Arts & Entertainment

Outside the canvas

artmur.com

Art Mûr, Montreal’s dynamic contemporary art gallery, is currently featuring the works of four accomplished visual artists who all explore how the nature of perception is taken for granted. Although each artist’s collection might seem acutely different from the others, each piece is more than it appears when submitted to closer inspection.

 Magalie Comeau’s fascinating collection, “Le vertige de l’organe à habiter sur le vide. Les petites Architactrices” uses oil paint to explore the viewer’s relationship to, and interaction with, space and architecture by creating images with distorted angles of interior and exterior spaces. Comeau dissects a space, splicing specific elements of an area together with other diverging spaces to contort angles and create an image that reflects the city’s gritty urban environment as well as its banal domesticity. Using sharp lines, bold shapes, and a muted palette of greys, Comeau’s work creates familiar and unrecognizable images. At times it is possible for the viewer to detect areas of reality in a sea of chaotic blending, but even after close scrutiny it is difficult to discern where one area begins and another ends.

 “Meditations on Black Lake,” a compilation by Nadia Myre, might appear to be large at first because of its colourful circular paintings. Upon closer inspection, the works are revealed to be replicated versions of glass-beaded patterns woven together with thread. Myre is inspired by themes of loss, identity, and yearning, and this collection acutely reflects her interests. The colour black is central to her works and infuses the images with a sombre and claustrophobic feeling. Although the horde of similarly hued beads can easily blend together and make individual detection difficult, her random placement of beads with contrasting colours reflects the ‘self’ located within a vast connection of others. Myre’s artwork is thought-provoking yet aesthetically simple in its attempt to divulge the human condition of solitude.

 Laurent Lamarche explores the limits between the art world and the scientific sphere in “Magnification,” a series of images made of reappropriated plastic. The pictures resemble items one would more likely see in a biology class than an art gallery. The circular shape is akin to a Petri dish or microscopic lens—the images he produces are ambiguous, but give the impression of being viewed from outer space, or of living organisms. Lamarche attempts to confuse and manipulate his audience, urging the viewer to ponder their understanding of authenticity by questioning whether or not the items being magnified are what they appear to be. The stunning detail and textural elements of each are impeccable and a definite feast for the eyes.

DATASET EXCERPTS »

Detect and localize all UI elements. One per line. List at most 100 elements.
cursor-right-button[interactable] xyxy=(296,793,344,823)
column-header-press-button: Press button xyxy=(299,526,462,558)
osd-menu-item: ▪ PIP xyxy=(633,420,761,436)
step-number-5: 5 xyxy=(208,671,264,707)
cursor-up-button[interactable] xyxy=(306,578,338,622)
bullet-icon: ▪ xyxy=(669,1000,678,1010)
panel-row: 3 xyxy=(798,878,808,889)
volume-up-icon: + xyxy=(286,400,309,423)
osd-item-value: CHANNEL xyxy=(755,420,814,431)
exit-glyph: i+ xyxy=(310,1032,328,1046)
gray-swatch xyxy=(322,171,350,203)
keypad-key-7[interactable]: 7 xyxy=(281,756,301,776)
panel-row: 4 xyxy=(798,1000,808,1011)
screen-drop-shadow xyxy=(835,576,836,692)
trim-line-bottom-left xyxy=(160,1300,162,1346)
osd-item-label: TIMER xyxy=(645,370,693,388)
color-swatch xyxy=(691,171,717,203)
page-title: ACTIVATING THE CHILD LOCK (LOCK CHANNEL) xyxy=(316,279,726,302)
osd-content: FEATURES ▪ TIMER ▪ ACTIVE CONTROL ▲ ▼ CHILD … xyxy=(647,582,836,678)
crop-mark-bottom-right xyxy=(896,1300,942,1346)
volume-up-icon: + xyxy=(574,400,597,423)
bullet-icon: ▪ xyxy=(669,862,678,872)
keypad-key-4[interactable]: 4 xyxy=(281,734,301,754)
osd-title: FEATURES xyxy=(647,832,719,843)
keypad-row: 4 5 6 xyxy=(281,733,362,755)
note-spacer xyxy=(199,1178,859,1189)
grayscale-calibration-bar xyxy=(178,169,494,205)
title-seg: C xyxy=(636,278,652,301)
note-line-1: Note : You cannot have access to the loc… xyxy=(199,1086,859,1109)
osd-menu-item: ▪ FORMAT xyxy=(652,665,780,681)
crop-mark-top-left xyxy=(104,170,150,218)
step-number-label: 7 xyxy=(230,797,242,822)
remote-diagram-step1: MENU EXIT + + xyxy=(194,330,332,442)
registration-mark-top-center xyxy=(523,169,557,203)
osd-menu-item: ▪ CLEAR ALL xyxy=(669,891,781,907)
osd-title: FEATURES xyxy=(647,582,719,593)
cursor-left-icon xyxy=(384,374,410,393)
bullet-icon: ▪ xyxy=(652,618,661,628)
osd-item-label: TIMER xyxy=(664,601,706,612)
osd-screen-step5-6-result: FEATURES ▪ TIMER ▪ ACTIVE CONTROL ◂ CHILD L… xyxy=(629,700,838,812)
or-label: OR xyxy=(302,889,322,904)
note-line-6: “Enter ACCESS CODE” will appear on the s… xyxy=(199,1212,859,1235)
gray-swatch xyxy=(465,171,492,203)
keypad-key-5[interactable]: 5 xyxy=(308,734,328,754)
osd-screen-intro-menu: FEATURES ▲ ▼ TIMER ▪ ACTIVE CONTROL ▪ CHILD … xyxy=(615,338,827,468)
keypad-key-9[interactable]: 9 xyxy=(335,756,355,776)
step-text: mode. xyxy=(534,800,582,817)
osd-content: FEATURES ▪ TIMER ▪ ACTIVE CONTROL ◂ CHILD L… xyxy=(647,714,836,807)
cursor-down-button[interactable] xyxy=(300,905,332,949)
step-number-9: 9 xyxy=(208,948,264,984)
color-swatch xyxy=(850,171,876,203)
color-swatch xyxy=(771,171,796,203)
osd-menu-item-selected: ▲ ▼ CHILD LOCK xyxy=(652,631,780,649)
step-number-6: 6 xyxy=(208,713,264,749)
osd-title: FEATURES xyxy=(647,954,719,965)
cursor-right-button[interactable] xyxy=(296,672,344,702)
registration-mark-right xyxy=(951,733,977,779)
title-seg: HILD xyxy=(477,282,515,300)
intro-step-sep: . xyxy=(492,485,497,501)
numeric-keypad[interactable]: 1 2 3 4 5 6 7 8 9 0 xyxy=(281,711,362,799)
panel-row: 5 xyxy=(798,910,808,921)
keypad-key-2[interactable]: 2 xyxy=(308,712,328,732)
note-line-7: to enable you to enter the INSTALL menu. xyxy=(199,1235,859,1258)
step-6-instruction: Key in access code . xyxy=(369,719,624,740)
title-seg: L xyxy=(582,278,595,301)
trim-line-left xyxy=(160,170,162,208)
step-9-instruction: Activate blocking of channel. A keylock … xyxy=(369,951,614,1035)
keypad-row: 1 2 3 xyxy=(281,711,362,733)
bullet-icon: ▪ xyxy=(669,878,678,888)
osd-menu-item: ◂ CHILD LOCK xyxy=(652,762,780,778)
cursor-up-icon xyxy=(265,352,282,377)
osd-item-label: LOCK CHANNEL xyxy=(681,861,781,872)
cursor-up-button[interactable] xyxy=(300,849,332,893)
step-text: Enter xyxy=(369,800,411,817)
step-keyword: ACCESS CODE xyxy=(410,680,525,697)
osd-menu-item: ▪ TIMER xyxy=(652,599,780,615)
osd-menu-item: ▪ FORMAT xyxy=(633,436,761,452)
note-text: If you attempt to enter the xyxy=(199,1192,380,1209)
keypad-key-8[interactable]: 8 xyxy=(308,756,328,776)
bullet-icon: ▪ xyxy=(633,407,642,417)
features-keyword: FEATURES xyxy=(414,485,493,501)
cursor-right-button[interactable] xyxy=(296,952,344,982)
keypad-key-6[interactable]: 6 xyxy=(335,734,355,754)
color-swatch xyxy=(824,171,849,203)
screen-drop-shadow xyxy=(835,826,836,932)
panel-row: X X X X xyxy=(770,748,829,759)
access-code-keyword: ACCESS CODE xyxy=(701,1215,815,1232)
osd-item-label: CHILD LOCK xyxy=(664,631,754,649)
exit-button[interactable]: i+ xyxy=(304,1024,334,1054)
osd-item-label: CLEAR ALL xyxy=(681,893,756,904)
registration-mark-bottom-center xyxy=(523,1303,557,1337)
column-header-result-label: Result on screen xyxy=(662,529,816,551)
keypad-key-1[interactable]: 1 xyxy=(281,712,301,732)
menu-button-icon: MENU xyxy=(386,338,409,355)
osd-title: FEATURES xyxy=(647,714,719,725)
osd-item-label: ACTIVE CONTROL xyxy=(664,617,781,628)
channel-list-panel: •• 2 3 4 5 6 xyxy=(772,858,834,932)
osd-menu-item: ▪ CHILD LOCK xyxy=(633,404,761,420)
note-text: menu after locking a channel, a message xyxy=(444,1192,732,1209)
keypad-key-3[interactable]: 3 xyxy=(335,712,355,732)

EXERCISE TASKS »
1) In the Art Mûr review, what material does Laurent Lamarche use to make the images in "Magnification"?
2) Reproduce the stretch of the Art Mûr review from "Magalie Comeau’s fascinating" through "and another ends.".
The records are separate material, unrelated to the Art Mûr review.

ANSWERS BY ITEM NUMBER »
1) Reappropriated plastic.

2)
Magalie Comeau’s fascinating collection, “Le vertige de l’organe à habiter sur le vide. Les petites Architactrices” uses oil paint to explore the viewer’s relationship to, and interaction with, space and architecture by creating images with distorted angles of interior and exterior spaces. Comeau dissects a space, splicing specific elements of an area together with other diverging spaces to contort angles and create an image that reflects the city’s gritty urban environment as well as its banal domesticity. Using sharp lines, bold shapes, and a muted palette of greys, Comeau’s work creates familiar and unrecognizable images. At times it is possible for the viewer to detect areas of reality in a sea of chaotic blending, but even after close scrutiny it is difficult to discern where one area begins and another ends.